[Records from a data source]
────────────────────────────────────────
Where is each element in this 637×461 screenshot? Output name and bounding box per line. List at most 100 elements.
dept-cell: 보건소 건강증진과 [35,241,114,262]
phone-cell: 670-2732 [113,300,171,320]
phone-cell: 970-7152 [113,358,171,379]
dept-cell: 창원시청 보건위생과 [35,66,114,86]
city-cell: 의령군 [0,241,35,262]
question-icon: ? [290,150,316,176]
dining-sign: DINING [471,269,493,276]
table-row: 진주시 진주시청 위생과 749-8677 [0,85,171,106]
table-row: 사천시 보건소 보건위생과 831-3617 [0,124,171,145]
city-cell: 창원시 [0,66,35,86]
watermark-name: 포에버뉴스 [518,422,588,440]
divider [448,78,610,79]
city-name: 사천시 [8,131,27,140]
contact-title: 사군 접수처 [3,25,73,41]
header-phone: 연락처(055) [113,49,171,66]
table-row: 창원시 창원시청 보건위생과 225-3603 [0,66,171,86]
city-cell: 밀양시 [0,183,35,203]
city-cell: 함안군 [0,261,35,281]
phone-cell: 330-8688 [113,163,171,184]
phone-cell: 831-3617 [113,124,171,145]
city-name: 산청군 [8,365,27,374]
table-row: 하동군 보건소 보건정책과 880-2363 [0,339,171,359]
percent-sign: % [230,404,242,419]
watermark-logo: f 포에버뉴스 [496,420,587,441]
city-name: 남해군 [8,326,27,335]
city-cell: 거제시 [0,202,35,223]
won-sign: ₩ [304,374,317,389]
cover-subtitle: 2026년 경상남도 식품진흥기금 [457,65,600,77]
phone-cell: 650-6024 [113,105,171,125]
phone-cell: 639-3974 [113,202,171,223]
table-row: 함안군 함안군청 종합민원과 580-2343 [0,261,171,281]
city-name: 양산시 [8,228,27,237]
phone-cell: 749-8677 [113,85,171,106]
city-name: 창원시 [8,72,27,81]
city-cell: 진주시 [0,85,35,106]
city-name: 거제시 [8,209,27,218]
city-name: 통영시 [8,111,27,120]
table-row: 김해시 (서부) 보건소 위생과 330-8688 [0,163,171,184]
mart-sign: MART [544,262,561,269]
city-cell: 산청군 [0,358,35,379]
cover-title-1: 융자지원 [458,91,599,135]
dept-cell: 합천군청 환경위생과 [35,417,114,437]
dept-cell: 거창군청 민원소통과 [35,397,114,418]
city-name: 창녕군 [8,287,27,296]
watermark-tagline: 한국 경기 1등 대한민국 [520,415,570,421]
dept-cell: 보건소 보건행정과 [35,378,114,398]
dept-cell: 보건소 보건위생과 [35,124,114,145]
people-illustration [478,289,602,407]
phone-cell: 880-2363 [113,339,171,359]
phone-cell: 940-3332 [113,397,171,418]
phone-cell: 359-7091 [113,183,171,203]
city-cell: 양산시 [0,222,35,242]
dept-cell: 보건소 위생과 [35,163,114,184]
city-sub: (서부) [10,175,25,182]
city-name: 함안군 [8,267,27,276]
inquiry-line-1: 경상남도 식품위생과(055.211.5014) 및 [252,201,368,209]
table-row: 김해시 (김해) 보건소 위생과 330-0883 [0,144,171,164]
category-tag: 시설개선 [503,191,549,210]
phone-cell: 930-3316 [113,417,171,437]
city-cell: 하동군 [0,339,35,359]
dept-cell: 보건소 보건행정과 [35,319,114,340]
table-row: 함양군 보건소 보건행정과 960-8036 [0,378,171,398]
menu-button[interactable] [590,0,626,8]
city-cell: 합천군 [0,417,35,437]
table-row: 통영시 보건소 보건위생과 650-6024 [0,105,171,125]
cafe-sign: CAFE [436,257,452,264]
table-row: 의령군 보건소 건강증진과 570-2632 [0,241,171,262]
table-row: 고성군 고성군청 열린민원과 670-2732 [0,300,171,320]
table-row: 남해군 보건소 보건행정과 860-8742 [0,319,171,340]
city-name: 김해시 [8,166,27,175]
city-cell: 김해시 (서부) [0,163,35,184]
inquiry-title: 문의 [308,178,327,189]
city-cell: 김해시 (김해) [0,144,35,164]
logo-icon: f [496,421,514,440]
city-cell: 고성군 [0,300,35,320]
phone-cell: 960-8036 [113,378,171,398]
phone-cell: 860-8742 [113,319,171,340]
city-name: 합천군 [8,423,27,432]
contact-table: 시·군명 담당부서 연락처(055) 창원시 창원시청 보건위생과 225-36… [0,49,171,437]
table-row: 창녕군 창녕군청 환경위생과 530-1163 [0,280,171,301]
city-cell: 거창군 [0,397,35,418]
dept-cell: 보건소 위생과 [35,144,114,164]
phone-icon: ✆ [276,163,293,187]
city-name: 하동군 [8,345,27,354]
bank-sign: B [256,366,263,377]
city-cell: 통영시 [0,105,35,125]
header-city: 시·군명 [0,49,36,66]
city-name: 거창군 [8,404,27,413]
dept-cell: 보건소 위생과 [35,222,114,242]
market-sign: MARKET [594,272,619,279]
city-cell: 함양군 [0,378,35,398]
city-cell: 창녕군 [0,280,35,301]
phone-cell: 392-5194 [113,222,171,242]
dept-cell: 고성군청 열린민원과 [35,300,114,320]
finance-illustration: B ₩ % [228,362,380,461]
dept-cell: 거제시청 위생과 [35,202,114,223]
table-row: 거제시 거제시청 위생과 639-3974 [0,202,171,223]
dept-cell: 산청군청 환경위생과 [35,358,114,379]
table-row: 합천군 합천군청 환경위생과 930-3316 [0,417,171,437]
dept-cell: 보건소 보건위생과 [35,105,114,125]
────────────────────────────────────────
**TASK DESCRIPTION:**
Copy every line of the records above without any changes.

**COMPLETE RESPONSE:**
Where is each element in this 637×461 screenshot? Output name and bounding box per line. List at most 100 elements.
dept-cell: 보건소 건강증진과 [35,241,114,262]
phone-cell: 670-2732 [113,300,171,320]
phone-cell: 970-7152 [113,358,171,379]
dept-cell: 창원시청 보건위생과 [35,66,114,86]
city-cell: 의령군 [0,241,35,262]
question-icon: ? [290,150,316,176]
dining-sign: DINING [471,269,493,276]
table-row: 진주시 진주시청 위생과 749-8677 [0,85,171,106]
table-row: 사천시 보건소 보건위생과 831-3617 [0,124,171,145]
city-cell: 창원시 [0,66,35,86]
watermark-name: 포에버뉴스 [518,422,588,440]
divider [448,78,610,79]
city-name: 사천시 [8,131,27,140]
contact-title: 사군 접수처 [3,25,73,41]
header-phone: 연락처(055) [113,49,171,66]
table-row: 창원시 창원시청 보건위생과 225-3603 [0,66,171,86]
city-cell: 밀양시 [0,183,35,203]
city-cell: 함안군 [0,261,35,281]
phone-cell: 330-8688 [113,163,171,184]
phone-cell: 831-3617 [113,124,171,145]
city-name: 산청군 [8,365,27,374]
table-row: 하동군 보건소 보건정책과 880-2363 [0,339,171,359]
percent-sign: % [230,404,242,419]
watermark-logo: f 포에버뉴스 [496,420,587,441]
city-name: 남해군 [8,326,27,335]
city-cell: 거제시 [0,202,35,223]
won-sign: ₩ [304,374,317,389]
cover-subtitle: 2026년 경상남도 식품진흥기금 [457,65,600,77]
phone-cell: 650-6024 [113,105,171,125]
phone-cell: 639-3974 [113,202,171,223]
table-row: 함안군 함안군청 종합민원과 580-2343 [0,261,171,281]
city-name: 양산시 [8,228,27,237]
phone-cell: 749-8677 [113,85,171,106]
city-name: 창원시 [8,72,27,81]
city-cell: 진주시 [0,85,35,106]
city-name: 거제시 [8,209,27,218]
city-name: 통영시 [8,111,27,120]
table-row: 김해시 (서부) 보건소 위생과 330-8688 [0,163,171,184]
mart-sign: MART [544,262,561,269]
city-cell: 산청군 [0,358,35,379]
cover-title-1: 융자지원 [458,91,599,135]
dept-cell: 합천군청 환경위생과 [35,417,114,437]
dept-cell: 거창군청 민원소통과 [35,397,114,418]
city-name: 창녕군 [8,287,27,296]
watermark-tagline: 한국 경기 1등 대한민국 [520,415,570,421]
dept-cell: 보건소 보건행정과 [35,378,114,398]
dept-cell: 보건소 보건위생과 [35,124,114,145]
people-illustration [478,289,602,407]
phone-cell: 880-2363 [113,339,171,359]
phone-cell: 940-3332 [113,397,171,418]
phone-cell: 359-7091 [113,183,171,203]
city-cell: 양산시 [0,222,35,242]
dept-cell: 보건소 위생과 [35,163,114,184]
city-sub: (서부) [10,175,25,182]
city-name: 함안군 [8,267,27,276]
inquiry-line-1: 경상남도 식품위생과(055.211.5014) 및 [252,201,368,209]
table-row: 김해시 (김해) 보건소 위생과 330-0883 [0,144,171,164]
category-tag: 시설개선 [503,191,549,210]
phone-cell: 930-3316 [113,417,171,437]
city-cell: 하동군 [0,339,35,359]
dept-cell: 보건소 보건행정과 [35,319,114,340]
table-row: 함양군 보건소 보건행정과 960-8036 [0,378,171,398]
menu-button[interactable] [590,0,626,8]
city-cell: 합천군 [0,417,35,437]
table-row: 통영시 보건소 보건위생과 650-6024 [0,105,171,125]
cafe-sign: CAFE [436,257,452,264]
table-row: 의령군 보건소 건강증진과 570-2632 [0,241,171,262]
table-row: 고성군 고성군청 열린민원과 670-2732 [0,300,171,320]
table-row: 남해군 보건소 보건행정과 860-8742 [0,319,171,340]
city-name: 김해시 [8,166,27,175]
city-cell: 김해시 (서부) [0,163,35,184]
inquiry-title: 문의 [308,178,327,189]
city-cell: 김해시 (김해) [0,144,35,164]
logo-icon: f [496,421,514,440]
city-cell: 고성군 [0,300,35,320]
phone-cell: 960-8036 [113,378,171,398]
phone-cell: 860-8742 [113,319,171,340]
city-name: 합천군 [8,423,27,432]
contact-table: 시·군명 담당부서 연락처(055) 창원시 창원시청 보건위생과 225-36… [0,49,171,437]
table-row: 창녕군 창녕군청 환경위생과 530-1163 [0,280,171,301]
city-cell: 거창군 [0,397,35,418]
dept-cell: 보건소 위생과 [35,144,114,164]
phone-icon: ✆ [276,163,293,187]
city-name: 하동군 [8,345,27,354]
bank-sign: B [256,366,263,377]
city-cell: 통영시 [0,105,35,125]
header-city: 시·군명 [0,49,36,66]
city-name: 거창군 [8,404,27,413]
dept-cell: 보건소 위생과 [35,222,114,242]
market-sign: MARKET [594,272,619,279]
city-cell: 함양군 [0,378,35,398]
city-cell: 창녕군 [0,280,35,301]
phone-cell: 392-5194 [113,222,171,242]
dept-cell: 고성군청 열린민원과 [35,300,114,320]
finance-illustration: B ₩ % [228,362,380,461]
dept-cell: 거제시청 위생과 [35,202,114,223]
table-row: 거제시 거제시청 위생과 639-3974 [0,202,171,223]
dept-cell: 산청군청 환경위생과 [35,358,114,379]
table-row: 합천군 합천군청 환경위생과 930-3316 [0,417,171,437]
dept-cell: 보건소 보건위생과 [35,105,114,125]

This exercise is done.